- _Exercise_:
Every line from the one that contains "What text is on this page?" to the last line of the listing below should be quoted verbatim. Pictures are excluded.

- _Data shown_:
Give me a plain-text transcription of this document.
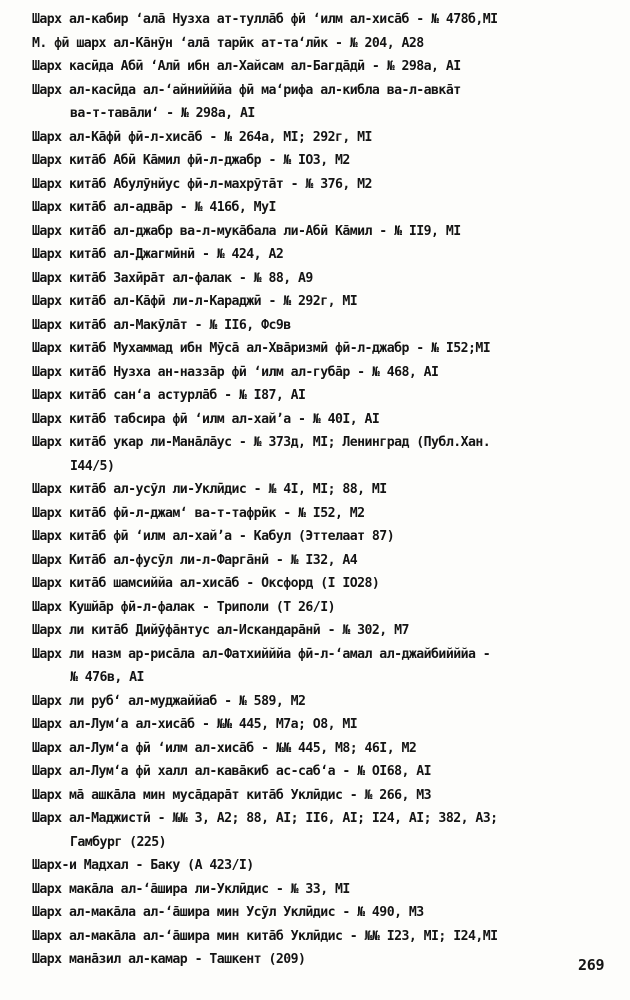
Шарх ал-кабир ʻалā Нузха ат-туллāб фӣ ʻилм ал-хисāб - № 478б,MI
М. фӣ шарх ал-Кāнӯн ʻалā тарӣк ат-таʻлӣк - № 204, А28
Шарх касӣда Абӣ ʻАлӣ ибн ал-Хайсам ал-Багдāдӣ - № 298а, AI
Шарх ал-касӣда ал-ʻайнийййа фӣ маʻрифа ал-кибла ва-л-авкāт
ва-т-тавāлиʻ - № 298а, AI
Шарх ал-Кāфӣ фӣ-л-хисāб - № 264а, MI; 292г, MI
Шарх китāб Абӣ Кāмил фӣ-л-джабр - № IO3, М2
Шарх китāб Абулӯнйус фӣ-л-махрӯтāт - № 376, М2
Шарх китāб ал-адвāр - № 416б, МуI
Шарх китāб ал-джабр ва-л-мукāбала ли-Абӣ Кāмил - № II9, MI
Шарх китāб ал-Джагмӣнӣ - № 424, А2
Шарх китāб Захӣрāт ал-фалак - № 88, А9
Шарх китāб ал-Кāфӣ ли-л-Караджӣ - № 292г, MI
Шарх китāб ал-Макӯлāт - № II6, Фс9в
Шарх китāб Мухаммад ибн Мӯсā ал-Хвāризмӣ фӣ-л-джабр - № I52;MI
Шарх китāб Нузха ан-наззāр фӣ ʻилм ал-губāр - № 468, AI
Шарх китāб санʻа астурлāб - № I87, AI
Шарх китāб табсира фӣ ʻилм ал-хайʼа - № 40I, AI
Шарх китāб укар ли-Манāлāус - № 373д, MI; Ленинград (Публ.Хан.
I44/5)
Шарх китāб ал-усӯл ли-Уклӣдис - № 4I, MI; 88, MI
Шарх китāб фӣ-л-джамʻ ва-т-тафрӣк - № I52, М2
Шарх китāб фӣ ʻилм ал-хайʼа - Кабул (Эттелаат 87)
Шарх Китāб ал-фусӯл ли-л-Фаргāнӣ - № I32, А4
Шарх китāб шамсиййа ал-хисāб - Оксфорд (I IO28)
Шарх Кушйāр фӣ-л-фалак - Триполи (Т 26/I)
Шарх ли китāб Дийӯфāнтус ал-Искандарāнӣ - № 302, М7
Шарх ли назм ар-рисāла ал-Фатхийййа фӣ-л-ʻамал ал-джайбийййа -
№ 476в, AI
Шарх ли рубʻ ал-муджаййаб - № 589, М2
Шарх ал-Лумʻа ал-хисāб - №№ 445, М7а; О8, MI
Шарх ал-Лумʻа фӣ ʻилм ал-хисāб - №№ 445, М8; 46I, М2
Шарх ал-Лумʻа фӣ халл ал-кавāкиб ас-сабʻа - № OI68, AI
Шарх мā ашкāла мин мусāдарāт китāб Уклӣдис - № 266, М3
Шарх ал-Маджистӣ - №№ 3, А2; 88, AI; II6, AI; I24, AI; 382, А3;
Гамбург (225)
Шарх-и Мадхал - Баку (А 423/I)
Шарх макāла ал-ʻāшира ли-Уклӣдис - № 33, MI
Шарх ал-макāла ал-ʻāшира мин Усӯл Уклӣдис - № 490, М3
Шарх ал-макāла ал-ʻāшира мин китāб Уклӣдис - №№ I23, MI; I24,MI
Шарх манāзил ал-камар - Ташкент (209)	269
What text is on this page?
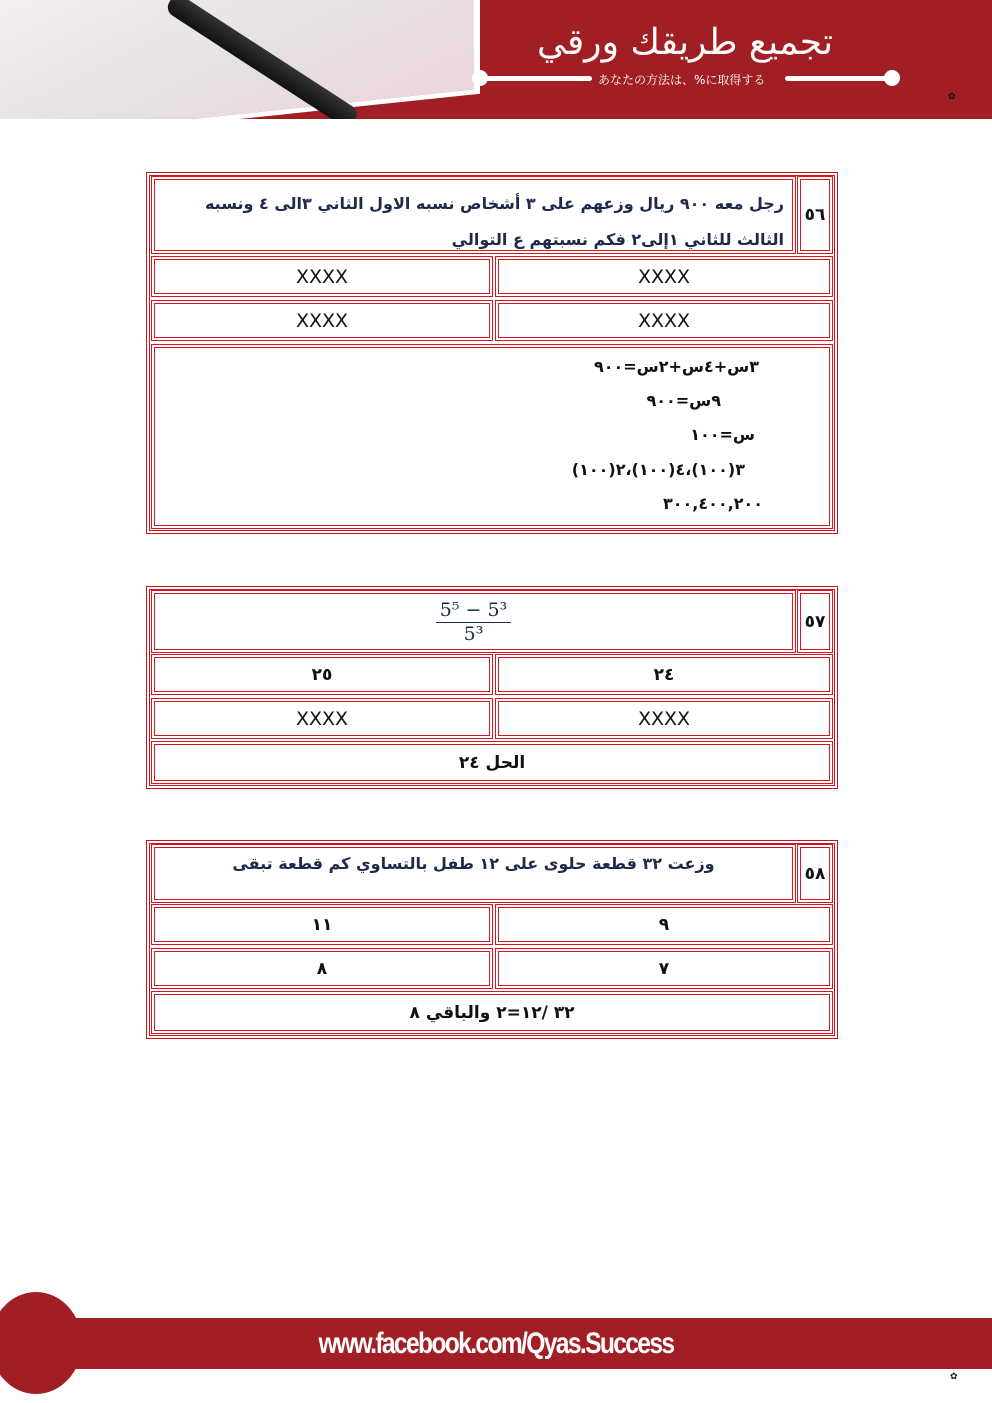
تجميع طريقك ورقي
あなたの方法は、%に取得する
✿
رجل معه ٩٠٠ ريال وزعهم على ٣ أشخاص نسبه الاول الثاني ٣الى ٤ ونسبه الثالث للثاني ١إلى٢ فكم نسبتهم ع التوالي
٥٦
XXXX
XXXX
XXXX
XXXX
٣س+٤س+٢س=٩٠٠
٩س=٩٠٠
س=١٠٠
٣(١٠٠)،٤(١٠٠)،٢(١٠٠)
٣٠٠,٤٠٠,٢٠٠
$\frac{\text{5⁵ − 5³}}{\text{5³}}$	٥٧
٢٤
٢٥
XXXX
XXXX
الحل ٢٤
وزعت ٣٢ قطعة حلوى على ١٢ طفل بالتساوي كم قطعة تبقى	٥٨
٩
١١
٧
٨
٣٢ /١٢=٢ والباقي ٨
www.facebook.com/Qyas.Success
✿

- _Answer in full_:
What text is on this page?
تجميع طريقك ورقي
あなたの方法は、%に取得する
✿
رجل معه ٩٠٠ ريال وزعهم على ٣ أشخاص نسبه الاول الثاني ٣الى ٤ ونسبه الثالث للثاني ١إلى٢ فكم نسبتهم ع التوالي
٥٦
XXXX
XXXX
XXXX
XXXX
٣س+٤س+٢س=٩٠٠
٩س=٩٠٠
س=١٠٠
٣(١٠٠)،٤(١٠٠)،٢(١٠٠)
٣٠٠,٤٠٠,٢٠٠
$\frac{\text{5⁵ − 5³}}{\text{5³}}$	٥٧
٢٤
٢٥
XXXX
XXXX
الحل ٢٤
وزعت ٣٢ قطعة حلوى على ١٢ طفل بالتساوي كم قطعة تبقى	٥٨
٩
١١
٧
٨
٣٢ /١٢=٢ والباقي ٨
www.facebook.com/Qyas.Success
✿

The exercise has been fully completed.